## Set exercise
Keep only the lines of the listing that include the word "ffffff", and copy them.

>>>

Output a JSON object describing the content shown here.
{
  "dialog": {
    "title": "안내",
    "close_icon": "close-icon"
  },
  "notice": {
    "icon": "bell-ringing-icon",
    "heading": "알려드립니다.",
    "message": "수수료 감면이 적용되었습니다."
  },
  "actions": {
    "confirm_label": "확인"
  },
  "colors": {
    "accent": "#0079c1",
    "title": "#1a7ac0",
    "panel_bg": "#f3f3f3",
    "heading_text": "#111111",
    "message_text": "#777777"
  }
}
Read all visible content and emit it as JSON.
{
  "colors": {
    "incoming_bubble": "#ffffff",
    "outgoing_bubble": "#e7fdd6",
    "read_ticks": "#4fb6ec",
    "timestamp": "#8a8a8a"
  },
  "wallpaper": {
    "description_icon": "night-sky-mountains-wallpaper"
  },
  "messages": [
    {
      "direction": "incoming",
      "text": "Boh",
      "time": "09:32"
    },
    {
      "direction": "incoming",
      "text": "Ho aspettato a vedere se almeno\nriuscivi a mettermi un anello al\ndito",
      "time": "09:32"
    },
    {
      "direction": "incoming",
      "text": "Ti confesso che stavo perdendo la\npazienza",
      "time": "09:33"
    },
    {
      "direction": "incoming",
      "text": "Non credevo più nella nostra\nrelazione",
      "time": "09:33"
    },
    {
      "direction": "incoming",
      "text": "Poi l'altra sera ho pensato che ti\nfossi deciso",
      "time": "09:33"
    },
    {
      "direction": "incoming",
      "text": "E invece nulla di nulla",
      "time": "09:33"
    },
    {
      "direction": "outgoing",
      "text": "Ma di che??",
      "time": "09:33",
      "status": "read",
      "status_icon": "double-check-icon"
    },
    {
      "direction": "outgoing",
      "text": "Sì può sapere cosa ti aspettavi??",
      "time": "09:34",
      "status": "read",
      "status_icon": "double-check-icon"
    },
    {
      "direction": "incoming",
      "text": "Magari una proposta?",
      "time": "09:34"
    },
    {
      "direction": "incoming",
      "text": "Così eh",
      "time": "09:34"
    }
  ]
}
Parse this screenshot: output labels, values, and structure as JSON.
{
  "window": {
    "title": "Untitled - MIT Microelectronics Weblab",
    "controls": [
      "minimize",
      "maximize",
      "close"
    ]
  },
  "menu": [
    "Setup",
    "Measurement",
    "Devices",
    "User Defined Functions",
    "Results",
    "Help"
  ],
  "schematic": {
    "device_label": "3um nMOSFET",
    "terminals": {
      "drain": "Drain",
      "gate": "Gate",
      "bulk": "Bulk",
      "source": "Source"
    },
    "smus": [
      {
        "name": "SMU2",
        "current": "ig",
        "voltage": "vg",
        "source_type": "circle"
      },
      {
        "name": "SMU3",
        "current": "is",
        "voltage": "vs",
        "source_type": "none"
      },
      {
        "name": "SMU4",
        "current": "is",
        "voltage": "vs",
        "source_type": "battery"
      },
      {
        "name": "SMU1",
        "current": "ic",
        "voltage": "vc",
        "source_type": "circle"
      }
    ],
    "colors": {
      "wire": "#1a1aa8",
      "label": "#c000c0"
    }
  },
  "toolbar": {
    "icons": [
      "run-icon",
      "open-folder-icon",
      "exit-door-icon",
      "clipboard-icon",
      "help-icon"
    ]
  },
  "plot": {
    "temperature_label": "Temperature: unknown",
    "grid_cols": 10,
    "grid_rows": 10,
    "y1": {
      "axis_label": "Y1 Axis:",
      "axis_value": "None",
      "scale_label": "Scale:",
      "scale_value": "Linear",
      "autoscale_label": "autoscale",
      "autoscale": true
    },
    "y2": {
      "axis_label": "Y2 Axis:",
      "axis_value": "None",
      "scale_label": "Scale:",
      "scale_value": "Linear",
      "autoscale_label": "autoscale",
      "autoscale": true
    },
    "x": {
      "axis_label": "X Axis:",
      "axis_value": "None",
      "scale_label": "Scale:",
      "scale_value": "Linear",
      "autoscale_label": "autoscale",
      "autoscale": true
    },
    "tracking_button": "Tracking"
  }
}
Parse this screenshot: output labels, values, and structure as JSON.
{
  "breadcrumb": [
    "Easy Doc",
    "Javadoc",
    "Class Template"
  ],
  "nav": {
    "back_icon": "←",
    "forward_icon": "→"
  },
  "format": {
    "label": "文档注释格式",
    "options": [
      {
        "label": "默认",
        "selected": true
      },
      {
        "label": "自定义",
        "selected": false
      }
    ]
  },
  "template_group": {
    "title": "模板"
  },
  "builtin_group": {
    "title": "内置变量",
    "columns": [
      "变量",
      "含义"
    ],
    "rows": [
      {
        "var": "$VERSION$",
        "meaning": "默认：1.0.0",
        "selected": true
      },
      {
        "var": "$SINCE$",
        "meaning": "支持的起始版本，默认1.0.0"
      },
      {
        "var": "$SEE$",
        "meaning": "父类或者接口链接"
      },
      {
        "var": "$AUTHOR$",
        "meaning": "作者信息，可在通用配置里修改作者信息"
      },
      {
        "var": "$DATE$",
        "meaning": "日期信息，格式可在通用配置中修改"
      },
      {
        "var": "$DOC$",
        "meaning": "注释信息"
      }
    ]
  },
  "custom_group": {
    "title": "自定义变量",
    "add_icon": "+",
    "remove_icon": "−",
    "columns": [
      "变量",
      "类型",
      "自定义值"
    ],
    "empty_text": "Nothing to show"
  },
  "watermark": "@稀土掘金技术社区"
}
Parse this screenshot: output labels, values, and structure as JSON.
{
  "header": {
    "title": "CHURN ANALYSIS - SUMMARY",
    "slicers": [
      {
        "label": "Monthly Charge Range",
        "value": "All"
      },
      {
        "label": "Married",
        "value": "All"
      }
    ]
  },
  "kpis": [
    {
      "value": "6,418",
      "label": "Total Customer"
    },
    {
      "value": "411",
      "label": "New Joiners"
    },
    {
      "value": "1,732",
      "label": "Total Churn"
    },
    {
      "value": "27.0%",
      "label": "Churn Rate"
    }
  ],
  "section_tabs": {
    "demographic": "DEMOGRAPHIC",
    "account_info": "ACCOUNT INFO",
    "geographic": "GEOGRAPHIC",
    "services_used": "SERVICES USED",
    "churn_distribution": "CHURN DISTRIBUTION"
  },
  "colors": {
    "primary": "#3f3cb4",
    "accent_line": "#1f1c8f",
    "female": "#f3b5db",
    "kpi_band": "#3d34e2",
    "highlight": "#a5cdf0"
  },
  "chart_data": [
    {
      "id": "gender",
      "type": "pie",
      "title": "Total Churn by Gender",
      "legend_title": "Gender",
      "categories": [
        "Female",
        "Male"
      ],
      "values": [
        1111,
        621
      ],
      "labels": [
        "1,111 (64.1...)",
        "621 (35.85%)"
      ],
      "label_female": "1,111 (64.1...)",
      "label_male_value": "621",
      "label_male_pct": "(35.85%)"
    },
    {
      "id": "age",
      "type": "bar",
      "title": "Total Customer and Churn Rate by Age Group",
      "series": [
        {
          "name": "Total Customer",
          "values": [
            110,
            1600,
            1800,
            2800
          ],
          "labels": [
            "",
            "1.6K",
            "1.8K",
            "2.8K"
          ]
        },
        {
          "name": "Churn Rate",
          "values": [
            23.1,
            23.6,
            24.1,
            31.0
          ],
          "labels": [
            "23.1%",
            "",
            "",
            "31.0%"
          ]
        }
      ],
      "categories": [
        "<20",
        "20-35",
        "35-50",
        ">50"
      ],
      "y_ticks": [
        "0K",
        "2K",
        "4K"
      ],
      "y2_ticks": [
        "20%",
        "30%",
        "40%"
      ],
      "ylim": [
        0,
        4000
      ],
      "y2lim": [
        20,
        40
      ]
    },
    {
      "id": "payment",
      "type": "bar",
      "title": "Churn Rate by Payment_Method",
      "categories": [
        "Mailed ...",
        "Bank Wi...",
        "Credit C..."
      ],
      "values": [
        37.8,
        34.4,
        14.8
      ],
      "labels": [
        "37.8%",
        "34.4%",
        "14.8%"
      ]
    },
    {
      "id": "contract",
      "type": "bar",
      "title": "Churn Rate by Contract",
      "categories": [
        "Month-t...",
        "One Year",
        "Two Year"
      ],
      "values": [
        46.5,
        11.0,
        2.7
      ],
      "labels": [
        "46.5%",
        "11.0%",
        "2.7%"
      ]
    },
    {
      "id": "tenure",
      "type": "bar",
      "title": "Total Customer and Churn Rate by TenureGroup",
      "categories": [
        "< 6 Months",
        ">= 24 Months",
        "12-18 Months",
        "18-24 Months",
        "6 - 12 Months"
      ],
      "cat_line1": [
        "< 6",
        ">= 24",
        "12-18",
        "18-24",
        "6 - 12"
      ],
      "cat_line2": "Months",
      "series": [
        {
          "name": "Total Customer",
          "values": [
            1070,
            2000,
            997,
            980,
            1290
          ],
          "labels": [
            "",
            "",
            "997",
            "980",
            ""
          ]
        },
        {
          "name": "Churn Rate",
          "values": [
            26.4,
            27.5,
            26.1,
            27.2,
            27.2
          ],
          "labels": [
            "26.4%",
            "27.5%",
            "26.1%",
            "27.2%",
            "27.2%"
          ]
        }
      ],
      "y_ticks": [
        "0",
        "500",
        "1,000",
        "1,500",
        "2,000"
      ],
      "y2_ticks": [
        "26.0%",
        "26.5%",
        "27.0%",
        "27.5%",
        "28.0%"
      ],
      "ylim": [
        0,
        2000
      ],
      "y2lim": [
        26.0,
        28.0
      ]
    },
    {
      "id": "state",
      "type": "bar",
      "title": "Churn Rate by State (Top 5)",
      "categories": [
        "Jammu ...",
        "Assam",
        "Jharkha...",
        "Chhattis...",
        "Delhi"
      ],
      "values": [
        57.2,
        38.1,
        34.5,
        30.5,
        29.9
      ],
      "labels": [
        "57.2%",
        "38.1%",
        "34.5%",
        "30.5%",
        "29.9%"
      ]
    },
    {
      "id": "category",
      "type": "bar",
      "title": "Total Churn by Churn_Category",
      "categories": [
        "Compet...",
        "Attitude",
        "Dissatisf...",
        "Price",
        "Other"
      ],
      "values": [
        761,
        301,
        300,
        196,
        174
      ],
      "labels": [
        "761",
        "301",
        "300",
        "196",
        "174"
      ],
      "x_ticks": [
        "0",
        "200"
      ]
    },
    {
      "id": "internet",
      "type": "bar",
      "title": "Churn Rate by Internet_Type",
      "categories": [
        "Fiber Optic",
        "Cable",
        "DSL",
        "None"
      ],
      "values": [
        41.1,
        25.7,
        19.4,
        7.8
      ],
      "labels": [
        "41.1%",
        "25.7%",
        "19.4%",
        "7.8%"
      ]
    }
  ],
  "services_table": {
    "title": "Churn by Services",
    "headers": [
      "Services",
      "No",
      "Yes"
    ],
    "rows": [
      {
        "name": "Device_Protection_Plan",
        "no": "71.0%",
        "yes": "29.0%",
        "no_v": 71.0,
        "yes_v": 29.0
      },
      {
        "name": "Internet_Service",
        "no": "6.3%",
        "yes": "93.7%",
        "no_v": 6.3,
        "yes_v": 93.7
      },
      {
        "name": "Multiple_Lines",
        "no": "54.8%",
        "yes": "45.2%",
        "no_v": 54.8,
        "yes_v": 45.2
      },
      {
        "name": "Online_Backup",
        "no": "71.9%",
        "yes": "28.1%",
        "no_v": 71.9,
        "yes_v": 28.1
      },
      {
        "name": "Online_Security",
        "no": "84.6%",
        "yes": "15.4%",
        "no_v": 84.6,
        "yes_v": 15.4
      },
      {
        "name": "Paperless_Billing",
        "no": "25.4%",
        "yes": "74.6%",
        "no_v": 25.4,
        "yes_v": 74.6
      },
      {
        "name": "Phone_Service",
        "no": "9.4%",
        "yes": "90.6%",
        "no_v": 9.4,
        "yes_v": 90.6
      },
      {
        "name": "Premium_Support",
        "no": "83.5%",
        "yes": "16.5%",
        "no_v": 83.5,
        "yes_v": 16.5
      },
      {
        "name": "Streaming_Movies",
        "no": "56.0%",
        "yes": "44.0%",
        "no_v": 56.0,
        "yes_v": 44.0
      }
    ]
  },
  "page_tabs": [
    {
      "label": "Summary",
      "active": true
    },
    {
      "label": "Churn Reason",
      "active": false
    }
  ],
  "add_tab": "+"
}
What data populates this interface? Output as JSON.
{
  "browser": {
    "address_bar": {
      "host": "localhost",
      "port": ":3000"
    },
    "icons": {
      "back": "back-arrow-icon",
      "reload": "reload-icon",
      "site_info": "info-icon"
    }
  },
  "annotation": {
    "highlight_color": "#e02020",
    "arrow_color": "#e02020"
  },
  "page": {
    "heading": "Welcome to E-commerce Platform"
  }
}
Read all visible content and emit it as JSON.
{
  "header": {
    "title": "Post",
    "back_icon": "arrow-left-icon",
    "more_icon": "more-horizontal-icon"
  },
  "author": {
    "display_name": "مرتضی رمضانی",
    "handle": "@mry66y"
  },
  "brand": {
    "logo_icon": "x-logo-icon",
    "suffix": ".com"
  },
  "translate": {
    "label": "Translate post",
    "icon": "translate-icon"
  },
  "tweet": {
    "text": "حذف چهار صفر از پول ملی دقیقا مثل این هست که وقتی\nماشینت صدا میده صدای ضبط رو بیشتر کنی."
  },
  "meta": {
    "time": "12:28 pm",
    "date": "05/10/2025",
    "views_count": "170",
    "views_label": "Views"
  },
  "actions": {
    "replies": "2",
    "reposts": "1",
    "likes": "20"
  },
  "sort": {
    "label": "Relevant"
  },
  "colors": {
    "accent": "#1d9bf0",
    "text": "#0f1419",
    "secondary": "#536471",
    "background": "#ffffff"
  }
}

<<<

## Answer to this problem
    "incoming_bubble": "#ffffff",
    "background": "#ffffff"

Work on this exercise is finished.